Write the records below out again exactly as given, with no images.

> _Provided records_:
---+---

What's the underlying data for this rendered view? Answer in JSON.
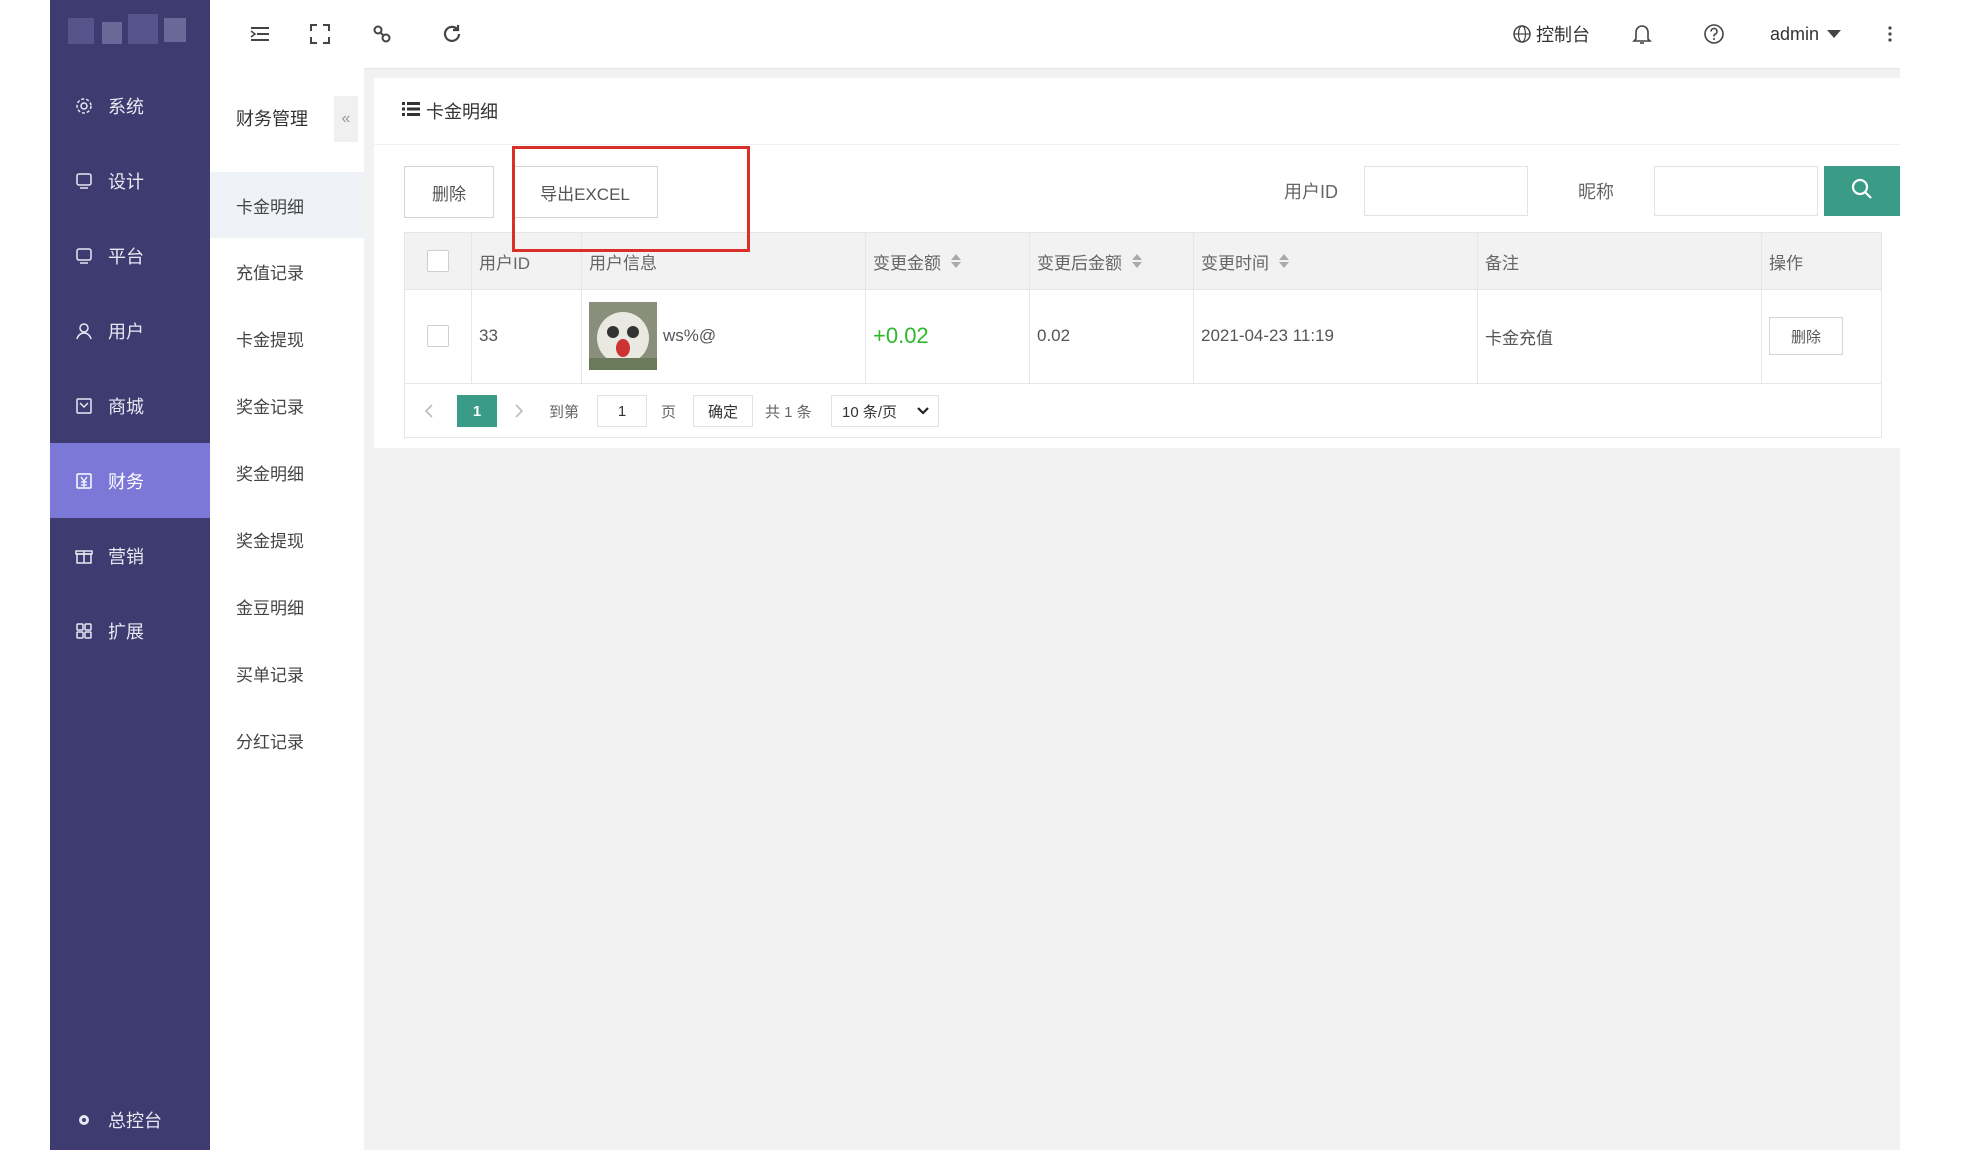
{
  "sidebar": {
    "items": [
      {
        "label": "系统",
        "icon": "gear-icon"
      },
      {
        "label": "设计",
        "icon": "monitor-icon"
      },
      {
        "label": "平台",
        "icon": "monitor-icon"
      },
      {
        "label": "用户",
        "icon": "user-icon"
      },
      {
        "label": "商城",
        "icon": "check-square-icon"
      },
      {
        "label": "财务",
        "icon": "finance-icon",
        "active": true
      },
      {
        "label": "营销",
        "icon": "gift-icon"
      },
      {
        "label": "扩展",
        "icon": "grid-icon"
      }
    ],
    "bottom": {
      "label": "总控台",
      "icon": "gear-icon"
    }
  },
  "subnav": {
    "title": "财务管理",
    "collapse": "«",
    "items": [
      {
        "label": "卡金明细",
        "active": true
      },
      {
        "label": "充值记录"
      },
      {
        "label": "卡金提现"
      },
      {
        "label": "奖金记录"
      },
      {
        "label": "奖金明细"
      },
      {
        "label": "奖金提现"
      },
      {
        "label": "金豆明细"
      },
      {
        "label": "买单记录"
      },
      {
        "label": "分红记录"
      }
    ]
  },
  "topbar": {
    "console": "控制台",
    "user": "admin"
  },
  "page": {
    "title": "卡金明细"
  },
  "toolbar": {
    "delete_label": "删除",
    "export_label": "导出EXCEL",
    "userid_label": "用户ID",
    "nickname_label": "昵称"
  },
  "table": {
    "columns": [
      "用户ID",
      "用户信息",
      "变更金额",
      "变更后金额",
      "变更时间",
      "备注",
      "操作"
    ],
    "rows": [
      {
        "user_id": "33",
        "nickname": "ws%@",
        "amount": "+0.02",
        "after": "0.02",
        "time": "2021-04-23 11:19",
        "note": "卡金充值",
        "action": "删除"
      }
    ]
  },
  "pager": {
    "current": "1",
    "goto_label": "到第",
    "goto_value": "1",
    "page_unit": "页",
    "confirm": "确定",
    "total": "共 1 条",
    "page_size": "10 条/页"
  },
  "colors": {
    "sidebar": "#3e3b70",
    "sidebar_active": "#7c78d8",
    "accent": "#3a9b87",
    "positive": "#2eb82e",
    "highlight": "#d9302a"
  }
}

---+---

> _Response to the exercise_:
What's the underlying data for this rendered view? Answer in JSON.
{
  "sidebar": {
    "items": [
      {
        "label": "系统",
        "icon": "gear-icon"
      },
      {
        "label": "设计",
        "icon": "monitor-icon"
      },
      {
        "label": "平台",
        "icon": "monitor-icon"
      },
      {
        "label": "用户",
        "icon": "user-icon"
      },
      {
        "label": "商城",
        "icon": "check-square-icon"
      },
      {
        "label": "财务",
        "icon": "finance-icon",
        "active": true
      },
      {
        "label": "营销",
        "icon": "gift-icon"
      },
      {
        "label": "扩展",
        "icon": "grid-icon"
      }
    ],
    "bottom": {
      "label": "总控台",
      "icon": "gear-icon"
    }
  },
  "subnav": {
    "title": "财务管理",
    "collapse": "«",
    "items": [
      {
        "label": "卡金明细",
        "active": true
      },
      {
        "label": "充值记录"
      },
      {
        "label": "卡金提现"
      },
      {
        "label": "奖金记录"
      },
      {
        "label": "奖金明细"
      },
      {
        "label": "奖金提现"
      },
      {
        "label": "金豆明细"
      },
      {
        "label": "买单记录"
      },
      {
        "label": "分红记录"
      }
    ]
  },
  "topbar": {
    "console": "控制台",
    "user": "admin"
  },
  "page": {
    "title": "卡金明细"
  },
  "toolbar": {
    "delete_label": "删除",
    "export_label": "导出EXCEL",
    "userid_label": "用户ID",
    "nickname_label": "昵称"
  },
  "table": {
    "columns": [
      "用户ID",
      "用户信息",
      "变更金额",
      "变更后金额",
      "变更时间",
      "备注",
      "操作"
    ],
    "rows": [
      {
        "user_id": "33",
        "nickname": "ws%@",
        "amount": "+0.02",
        "after": "0.02",
        "time": "2021-04-23 11:19",
        "note": "卡金充值",
        "action": "删除"
      }
    ]
  },
  "pager": {
    "current": "1",
    "goto_label": "到第",
    "goto_value": "1",
    "page_unit": "页",
    "confirm": "确定",
    "total": "共 1 条",
    "page_size": "10 条/页"
  },
  "colors": {
    "sidebar": "#3e3b70",
    "sidebar_active": "#7c78d8",
    "accent": "#3a9b87",
    "positive": "#2eb82e",
    "highlight": "#d9302a"
  }
}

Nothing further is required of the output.